::: MATERIAL FOR THE TASK :::

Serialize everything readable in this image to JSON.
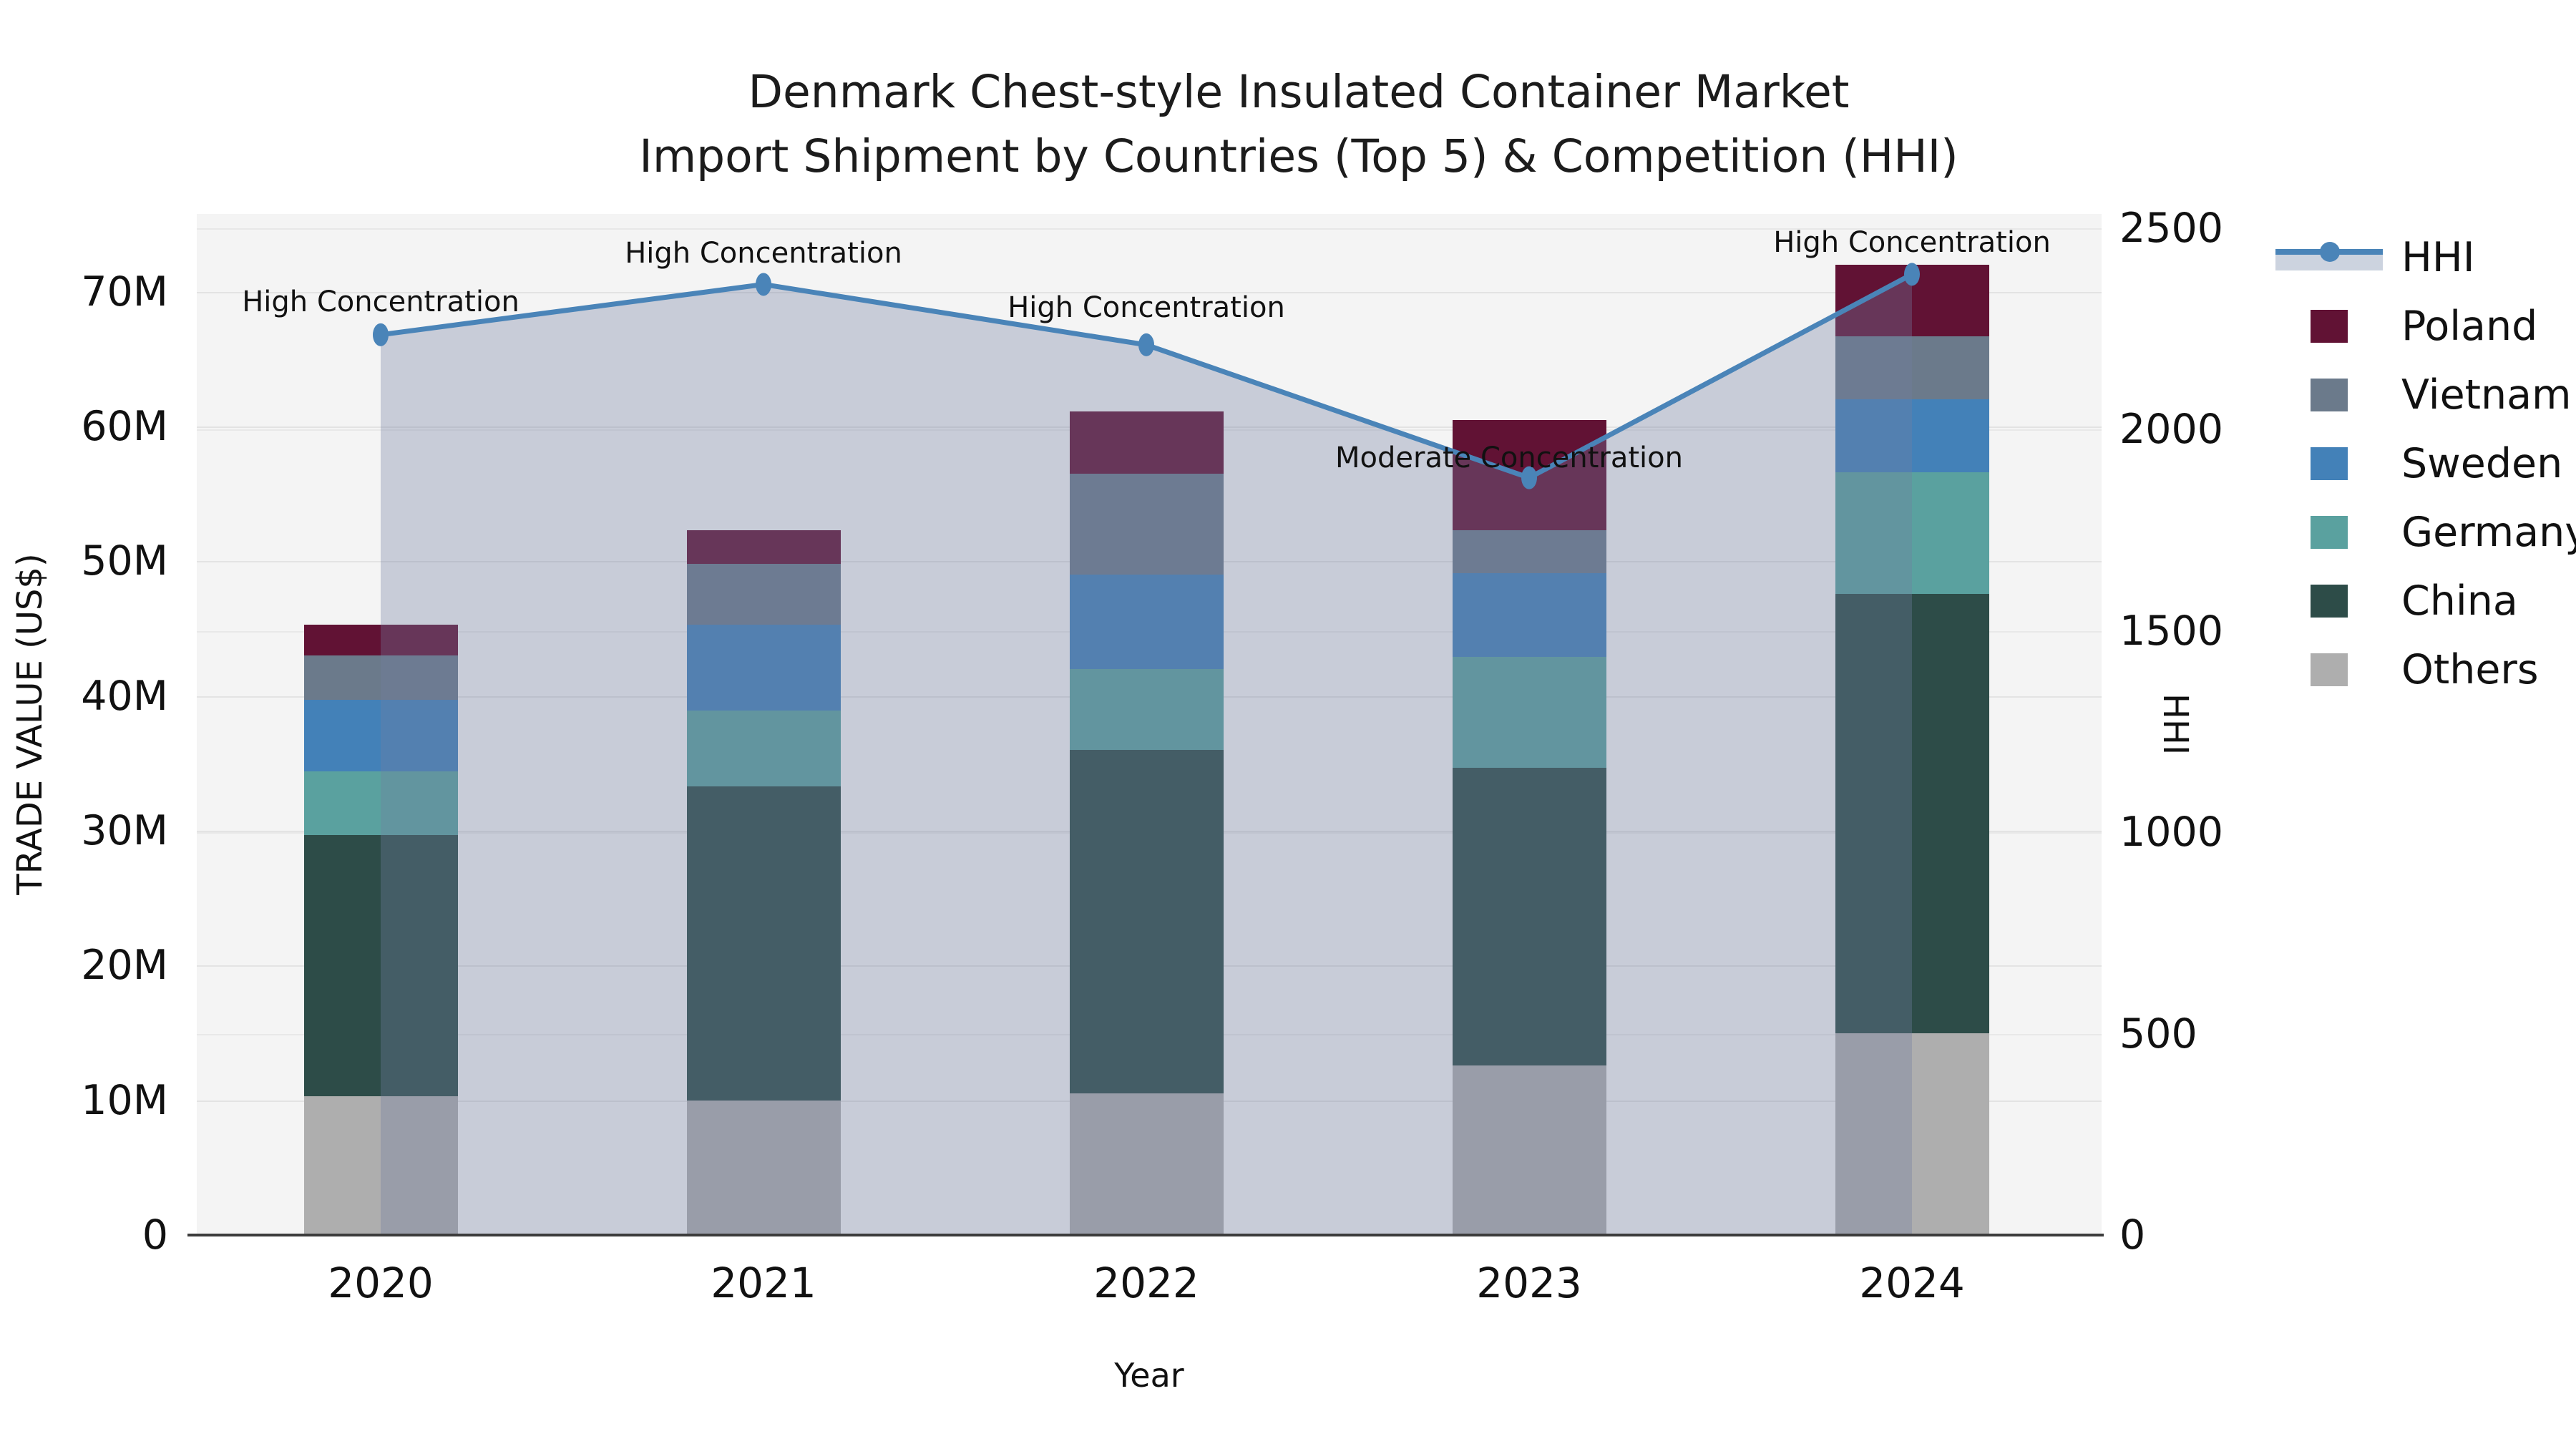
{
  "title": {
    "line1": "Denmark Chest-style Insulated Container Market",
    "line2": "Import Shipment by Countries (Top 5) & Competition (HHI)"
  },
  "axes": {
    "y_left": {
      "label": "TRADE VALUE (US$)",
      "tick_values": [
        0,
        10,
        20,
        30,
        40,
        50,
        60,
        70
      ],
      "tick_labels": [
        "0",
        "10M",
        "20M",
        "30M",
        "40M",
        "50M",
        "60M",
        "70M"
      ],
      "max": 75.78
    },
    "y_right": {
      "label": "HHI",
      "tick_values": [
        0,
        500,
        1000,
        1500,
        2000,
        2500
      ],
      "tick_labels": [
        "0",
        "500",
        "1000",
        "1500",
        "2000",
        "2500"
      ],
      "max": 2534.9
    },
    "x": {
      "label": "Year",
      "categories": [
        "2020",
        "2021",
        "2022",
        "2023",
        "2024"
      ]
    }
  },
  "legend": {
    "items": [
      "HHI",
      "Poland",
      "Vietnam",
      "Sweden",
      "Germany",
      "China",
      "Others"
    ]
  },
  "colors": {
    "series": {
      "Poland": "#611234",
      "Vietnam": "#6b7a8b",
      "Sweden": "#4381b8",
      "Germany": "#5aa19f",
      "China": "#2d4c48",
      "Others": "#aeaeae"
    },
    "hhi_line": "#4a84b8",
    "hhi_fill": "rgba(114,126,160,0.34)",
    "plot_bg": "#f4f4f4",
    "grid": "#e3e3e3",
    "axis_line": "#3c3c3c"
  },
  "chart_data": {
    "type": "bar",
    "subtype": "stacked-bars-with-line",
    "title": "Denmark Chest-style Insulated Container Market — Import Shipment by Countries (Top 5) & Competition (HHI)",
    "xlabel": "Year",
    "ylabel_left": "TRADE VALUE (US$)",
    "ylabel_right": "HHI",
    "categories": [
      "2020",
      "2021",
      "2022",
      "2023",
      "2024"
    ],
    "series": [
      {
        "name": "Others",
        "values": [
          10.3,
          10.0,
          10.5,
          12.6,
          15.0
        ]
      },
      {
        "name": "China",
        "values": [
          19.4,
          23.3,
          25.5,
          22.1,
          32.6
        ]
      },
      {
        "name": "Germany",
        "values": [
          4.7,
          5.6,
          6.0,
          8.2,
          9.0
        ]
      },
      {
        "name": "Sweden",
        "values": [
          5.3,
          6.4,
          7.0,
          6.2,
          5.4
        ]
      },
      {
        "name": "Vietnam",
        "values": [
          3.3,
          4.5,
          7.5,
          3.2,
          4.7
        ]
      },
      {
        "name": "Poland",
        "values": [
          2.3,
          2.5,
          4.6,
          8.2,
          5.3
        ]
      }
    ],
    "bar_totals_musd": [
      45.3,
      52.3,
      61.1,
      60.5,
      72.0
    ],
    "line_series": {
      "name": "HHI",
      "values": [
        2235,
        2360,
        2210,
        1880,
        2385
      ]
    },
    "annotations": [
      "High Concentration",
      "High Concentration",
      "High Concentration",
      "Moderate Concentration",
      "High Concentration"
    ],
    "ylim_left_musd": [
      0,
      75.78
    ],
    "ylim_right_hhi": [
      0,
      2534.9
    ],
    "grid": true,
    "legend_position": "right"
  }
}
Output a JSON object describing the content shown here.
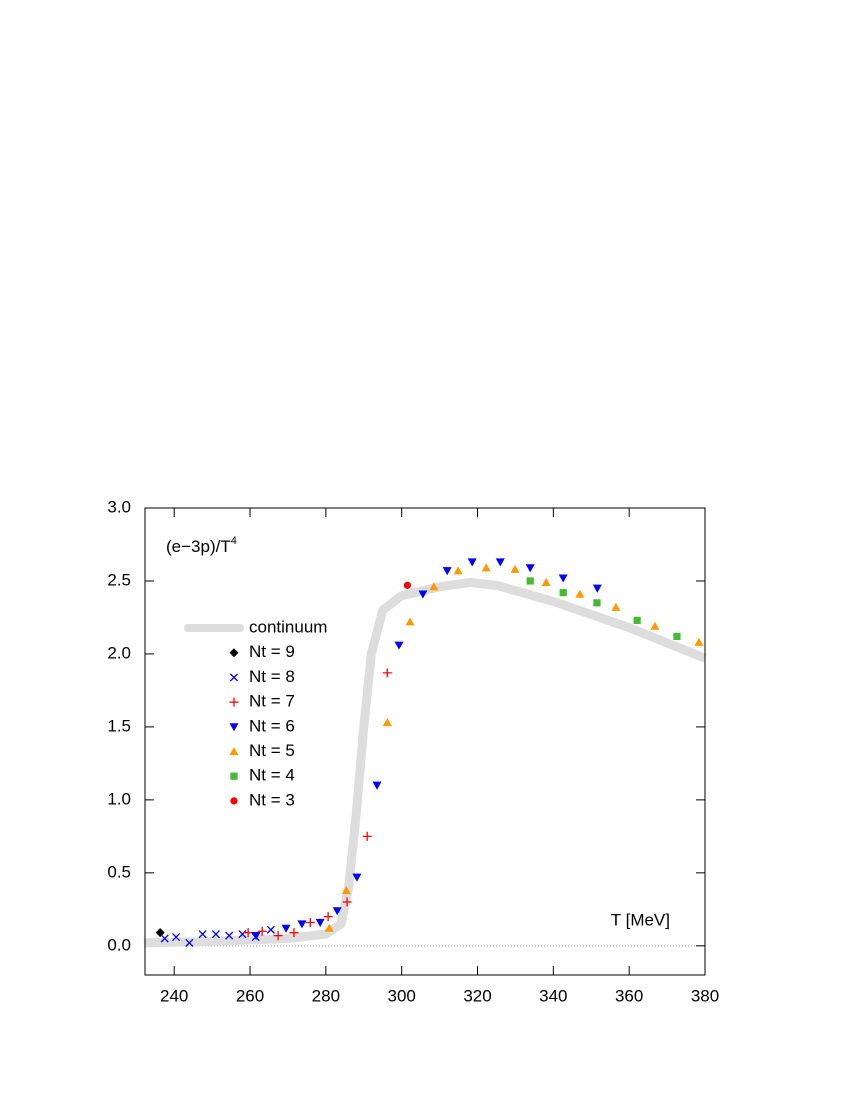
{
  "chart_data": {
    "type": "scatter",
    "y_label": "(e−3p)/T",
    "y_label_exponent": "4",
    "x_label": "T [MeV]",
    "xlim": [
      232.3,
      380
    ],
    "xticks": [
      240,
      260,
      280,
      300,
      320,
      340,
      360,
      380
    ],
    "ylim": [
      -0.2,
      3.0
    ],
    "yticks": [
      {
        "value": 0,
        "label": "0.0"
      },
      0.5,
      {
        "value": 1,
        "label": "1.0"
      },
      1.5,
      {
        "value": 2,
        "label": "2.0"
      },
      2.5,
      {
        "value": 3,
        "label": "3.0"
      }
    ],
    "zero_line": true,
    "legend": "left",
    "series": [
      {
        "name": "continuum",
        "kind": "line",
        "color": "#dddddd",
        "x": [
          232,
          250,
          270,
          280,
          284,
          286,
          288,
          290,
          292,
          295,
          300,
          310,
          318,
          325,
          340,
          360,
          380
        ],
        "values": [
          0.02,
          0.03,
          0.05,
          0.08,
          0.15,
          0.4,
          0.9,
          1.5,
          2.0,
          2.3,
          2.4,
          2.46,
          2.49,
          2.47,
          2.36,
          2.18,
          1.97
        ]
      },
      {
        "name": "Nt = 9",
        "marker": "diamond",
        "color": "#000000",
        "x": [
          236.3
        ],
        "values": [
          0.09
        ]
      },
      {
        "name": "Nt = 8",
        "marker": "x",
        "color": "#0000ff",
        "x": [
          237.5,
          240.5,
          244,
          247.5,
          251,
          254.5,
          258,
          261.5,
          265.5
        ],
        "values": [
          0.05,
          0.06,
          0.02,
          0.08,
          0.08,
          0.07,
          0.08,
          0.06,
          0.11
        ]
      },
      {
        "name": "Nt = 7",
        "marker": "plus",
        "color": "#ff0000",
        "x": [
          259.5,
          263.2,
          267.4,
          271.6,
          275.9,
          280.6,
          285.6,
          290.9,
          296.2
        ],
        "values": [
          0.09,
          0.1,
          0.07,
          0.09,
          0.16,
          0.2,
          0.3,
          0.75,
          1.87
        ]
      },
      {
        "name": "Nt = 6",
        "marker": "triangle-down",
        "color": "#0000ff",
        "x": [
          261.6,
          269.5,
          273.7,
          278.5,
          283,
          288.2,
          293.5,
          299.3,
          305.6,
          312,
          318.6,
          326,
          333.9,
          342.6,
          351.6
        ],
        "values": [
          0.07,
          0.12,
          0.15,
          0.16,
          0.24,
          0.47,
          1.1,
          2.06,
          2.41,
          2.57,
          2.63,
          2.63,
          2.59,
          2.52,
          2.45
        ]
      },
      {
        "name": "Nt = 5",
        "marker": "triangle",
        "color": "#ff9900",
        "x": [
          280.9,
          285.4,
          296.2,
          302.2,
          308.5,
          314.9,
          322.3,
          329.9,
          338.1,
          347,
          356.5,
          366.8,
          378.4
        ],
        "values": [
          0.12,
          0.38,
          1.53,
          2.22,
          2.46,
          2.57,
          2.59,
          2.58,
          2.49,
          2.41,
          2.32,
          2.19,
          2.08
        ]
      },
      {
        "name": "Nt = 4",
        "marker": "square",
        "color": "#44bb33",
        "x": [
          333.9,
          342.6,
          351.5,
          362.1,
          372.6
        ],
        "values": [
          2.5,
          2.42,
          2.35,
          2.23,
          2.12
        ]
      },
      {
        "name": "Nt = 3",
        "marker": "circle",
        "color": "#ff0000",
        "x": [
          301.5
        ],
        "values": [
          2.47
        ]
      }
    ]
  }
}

:::

_TASK INSTRUCTIONS_
Lines of the listing that contain the word "Insulated" are to be counted; report only their number.

_CORRECT ANSWER_
2